— Task —
Reproduce the full listing that appears beneath this instruction exactly.

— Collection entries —
::::

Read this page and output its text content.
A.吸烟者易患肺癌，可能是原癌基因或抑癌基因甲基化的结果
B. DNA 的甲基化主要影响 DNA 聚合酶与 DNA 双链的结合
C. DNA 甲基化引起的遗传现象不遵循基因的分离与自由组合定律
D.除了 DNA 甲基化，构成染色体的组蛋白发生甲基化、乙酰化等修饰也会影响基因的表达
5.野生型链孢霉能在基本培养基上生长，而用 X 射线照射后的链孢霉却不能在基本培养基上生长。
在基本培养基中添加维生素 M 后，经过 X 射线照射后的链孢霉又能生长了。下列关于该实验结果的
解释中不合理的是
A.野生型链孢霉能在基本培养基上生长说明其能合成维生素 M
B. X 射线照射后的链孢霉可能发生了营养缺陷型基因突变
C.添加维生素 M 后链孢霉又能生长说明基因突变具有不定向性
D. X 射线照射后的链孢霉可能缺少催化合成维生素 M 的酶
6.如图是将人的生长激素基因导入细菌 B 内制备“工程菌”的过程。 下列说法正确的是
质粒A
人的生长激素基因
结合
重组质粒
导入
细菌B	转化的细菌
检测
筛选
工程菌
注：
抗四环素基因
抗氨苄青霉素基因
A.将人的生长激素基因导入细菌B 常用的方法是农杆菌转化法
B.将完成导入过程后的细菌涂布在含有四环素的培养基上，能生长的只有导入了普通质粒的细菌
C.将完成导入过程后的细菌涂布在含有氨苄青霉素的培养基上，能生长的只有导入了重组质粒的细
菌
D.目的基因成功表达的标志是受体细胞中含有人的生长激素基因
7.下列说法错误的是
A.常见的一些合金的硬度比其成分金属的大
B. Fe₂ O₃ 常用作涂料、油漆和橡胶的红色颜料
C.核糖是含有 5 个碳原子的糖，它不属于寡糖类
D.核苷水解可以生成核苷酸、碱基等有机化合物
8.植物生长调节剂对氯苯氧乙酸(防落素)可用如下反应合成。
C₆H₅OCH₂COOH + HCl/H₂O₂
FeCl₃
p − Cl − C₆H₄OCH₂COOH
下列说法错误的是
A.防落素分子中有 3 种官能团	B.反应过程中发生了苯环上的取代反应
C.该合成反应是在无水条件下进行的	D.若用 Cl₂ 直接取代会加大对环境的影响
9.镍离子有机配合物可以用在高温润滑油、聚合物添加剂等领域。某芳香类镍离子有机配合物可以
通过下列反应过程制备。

::::

— Exercise response —
Read this page and output its text content.
A.吸烟者易患肺癌，可能是原癌基因或抑癌基因甲基化的结果
B. DNA 的甲基化主要影响 DNA 聚合酶与 DNA 双链的结合
C. DNA 甲基化引起的遗传现象不遵循基因的分离与自由组合定律
D.除了 DNA 甲基化，构成染色体的组蛋白发生甲基化、乙酰化等修饰也会影响基因的表达
5.野生型链孢霉能在基本培养基上生长，而用 X 射线照射后的链孢霉却不能在基本培养基上生长。
在基本培养基中添加维生素 M 后，经过 X 射线照射后的链孢霉又能生长了。下列关于该实验结果的
解释中不合理的是
A.野生型链孢霉能在基本培养基上生长说明其能合成维生素 M
B. X 射线照射后的链孢霉可能发生了营养缺陷型基因突变
C.添加维生素 M 后链孢霉又能生长说明基因突变具有不定向性
D. X 射线照射后的链孢霉可能缺少催化合成维生素 M 的酶
6.如图是将人的生长激素基因导入细菌 B 内制备“工程菌”的过程。 下列说法正确的是
质粒A
人的生长激素基因
结合
重组质粒
导入
细菌B	转化的细菌
检测
筛选
工程菌
注：
抗四环素基因
抗氨苄青霉素基因
A.将人的生长激素基因导入细菌B 常用的方法是农杆菌转化法
B.将完成导入过程后的细菌涂布在含有四环素的培养基上，能生长的只有导入了普通质粒的细菌
C.将完成导入过程后的细菌涂布在含有氨苄青霉素的培养基上，能生长的只有导入了重组质粒的细
菌
D.目的基因成功表达的标志是受体细胞中含有人的生长激素基因
7.下列说法错误的是
A.常见的一些合金的硬度比其成分金属的大
B. Fe₂ O₃ 常用作涂料、油漆和橡胶的红色颜料
C.核糖是含有 5 个碳原子的糖，它不属于寡糖类
D.核苷水解可以生成核苷酸、碱基等有机化合物
8.植物生长调节剂对氯苯氧乙酸(防落素)可用如下反应合成。
C₆H₅OCH₂COOH + HCl/H₂O₂
FeCl₃
p − Cl − C₆H₄OCH₂COOH
下列说法错误的是
A.防落素分子中有 3 种官能团	B.反应过程中发生了苯环上的取代反应
C.该合成反应是在无水条件下进行的	D.若用 Cl₂ 直接取代会加大对环境的影响
9.镍离子有机配合物可以用在高温润滑油、聚合物添加剂等领域。某芳香类镍离子有机配合物可以
通过下列反应过程制备。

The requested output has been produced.